** start of INFORMATION SUPPLIED **

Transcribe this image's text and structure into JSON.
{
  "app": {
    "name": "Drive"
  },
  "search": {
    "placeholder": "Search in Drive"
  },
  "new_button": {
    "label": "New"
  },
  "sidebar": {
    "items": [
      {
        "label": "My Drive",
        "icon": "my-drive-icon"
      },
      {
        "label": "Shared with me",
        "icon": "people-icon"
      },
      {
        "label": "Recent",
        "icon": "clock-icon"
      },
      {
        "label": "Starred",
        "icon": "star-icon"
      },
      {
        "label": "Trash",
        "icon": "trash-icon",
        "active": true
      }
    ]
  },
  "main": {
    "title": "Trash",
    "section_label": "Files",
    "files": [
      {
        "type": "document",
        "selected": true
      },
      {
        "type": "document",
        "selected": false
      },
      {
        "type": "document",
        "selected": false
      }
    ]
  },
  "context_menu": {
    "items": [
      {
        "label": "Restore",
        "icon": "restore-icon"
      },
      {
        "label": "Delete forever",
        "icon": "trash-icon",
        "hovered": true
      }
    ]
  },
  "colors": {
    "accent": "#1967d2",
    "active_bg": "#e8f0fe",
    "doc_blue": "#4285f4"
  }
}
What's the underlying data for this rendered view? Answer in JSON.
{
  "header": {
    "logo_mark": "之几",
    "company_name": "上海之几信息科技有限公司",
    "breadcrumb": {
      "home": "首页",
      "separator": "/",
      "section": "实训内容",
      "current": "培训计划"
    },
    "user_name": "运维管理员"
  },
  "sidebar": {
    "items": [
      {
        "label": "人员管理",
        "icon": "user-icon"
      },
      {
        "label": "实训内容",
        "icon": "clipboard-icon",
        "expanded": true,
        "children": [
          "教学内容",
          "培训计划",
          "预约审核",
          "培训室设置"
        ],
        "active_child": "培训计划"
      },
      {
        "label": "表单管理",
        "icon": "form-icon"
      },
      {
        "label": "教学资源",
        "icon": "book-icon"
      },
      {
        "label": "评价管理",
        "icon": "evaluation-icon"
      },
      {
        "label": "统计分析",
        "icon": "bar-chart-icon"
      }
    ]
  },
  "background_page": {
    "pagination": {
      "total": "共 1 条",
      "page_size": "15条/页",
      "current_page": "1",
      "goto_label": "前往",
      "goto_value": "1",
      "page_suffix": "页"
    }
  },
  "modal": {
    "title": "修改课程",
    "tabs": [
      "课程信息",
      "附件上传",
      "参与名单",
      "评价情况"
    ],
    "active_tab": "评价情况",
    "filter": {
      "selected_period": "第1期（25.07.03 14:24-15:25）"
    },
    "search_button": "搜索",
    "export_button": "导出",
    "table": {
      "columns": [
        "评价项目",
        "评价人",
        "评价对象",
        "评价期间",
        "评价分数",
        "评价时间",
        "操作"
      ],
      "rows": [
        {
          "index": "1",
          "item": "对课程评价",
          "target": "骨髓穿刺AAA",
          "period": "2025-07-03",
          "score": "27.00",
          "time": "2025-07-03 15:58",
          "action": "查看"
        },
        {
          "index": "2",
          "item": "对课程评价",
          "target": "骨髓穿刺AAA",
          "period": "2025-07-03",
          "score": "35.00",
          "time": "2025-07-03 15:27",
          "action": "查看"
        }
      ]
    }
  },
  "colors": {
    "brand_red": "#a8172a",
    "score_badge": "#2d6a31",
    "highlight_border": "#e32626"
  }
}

** end of INFORMATION SUPPLIED **

EXERCISE:
Reproduce every line above without error.

FINAL ANSWER:
Transcribe this image's text and structure into JSON.
{
  "app": {
    "name": "Drive"
  },
  "search": {
    "placeholder": "Search in Drive"
  },
  "new_button": {
    "label": "New"
  },
  "sidebar": {
    "items": [
      {
        "label": "My Drive",
        "icon": "my-drive-icon"
      },
      {
        "label": "Shared with me",
        "icon": "people-icon"
      },
      {
        "label": "Recent",
        "icon": "clock-icon"
      },
      {
        "label": "Starred",
        "icon": "star-icon"
      },
      {
        "label": "Trash",
        "icon": "trash-icon",
        "active": true
      }
    ]
  },
  "main": {
    "title": "Trash",
    "section_label": "Files",
    "files": [
      {
        "type": "document",
        "selected": true
      },
      {
        "type": "document",
        "selected": false
      },
      {
        "type": "document",
        "selected": false
      }
    ]
  },
  "context_menu": {
    "items": [
      {
        "label": "Restore",
        "icon": "restore-icon"
      },
      {
        "label": "Delete forever",
        "icon": "trash-icon",
        "hovered": true
      }
    ]
  },
  "colors": {
    "accent": "#1967d2",
    "active_bg": "#e8f0fe",
    "doc_blue": "#4285f4"
  }
}
What's the underlying data for this rendered view? Answer in JSON.
{
  "header": {
    "logo_mark": "之几",
    "company_name": "上海之几信息科技有限公司",
    "breadcrumb": {
      "home": "首页",
      "separator": "/",
      "section": "实训内容",
      "current": "培训计划"
    },
    "user_name": "运维管理员"
  },
  "sidebar": {
    "items": [
      {
        "label": "人员管理",
        "icon": "user-icon"
      },
      {
        "label": "实训内容",
        "icon": "clipboard-icon",
        "expanded": true,
        "children": [
          "教学内容",
          "培训计划",
          "预约审核",
          "培训室设置"
        ],
        "active_child": "培训计划"
      },
      {
        "label": "表单管理",
        "icon": "form-icon"
      },
      {
        "label": "教学资源",
        "icon": "book-icon"
      },
      {
        "label": "评价管理",
        "icon": "evaluation-icon"
      },
      {
        "label": "统计分析",
        "icon": "bar-chart-icon"
      }
    ]
  },
  "background_page": {
    "pagination": {
      "total": "共 1 条",
      "page_size": "15条/页",
      "current_page": "1",
      "goto_label": "前往",
      "goto_value": "1",
      "page_suffix": "页"
    }
  },
  "modal": {
    "title": "修改课程",
    "tabs": [
      "课程信息",
      "附件上传",
      "参与名单",
      "评价情况"
    ],
    "active_tab": "评价情况",
    "filter": {
      "selected_period": "第1期（25.07.03 14:24-15:25）"
    },
    "search_button": "搜索",
    "export_button": "导出",
    "table": {
      "columns": [
        "评价项目",
        "评价人",
        "评价对象",
        "评价期间",
        "评价分数",
        "评价时间",
        "操作"
      ],
      "rows": [
        {
          "index": "1",
          "item": "对课程评价",
          "target": "骨髓穿刺AAA",
          "period": "2025-07-03",
          "score": "27.00",
          "time": "2025-07-03 15:58",
          "action": "查看"
        },
        {
          "index": "2",
          "item": "对课程评价",
          "target": "骨髓穿刺AAA",
          "period": "2025-07-03",
          "score": "35.00",
          "time": "2025-07-03 15:27",
          "action": "查看"
        }
      ]
    }
  },
  "colors": {
    "brand_red": "#a8172a",
    "score_badge": "#2d6a31",
    "highlight_border": "#e32626"
  }
}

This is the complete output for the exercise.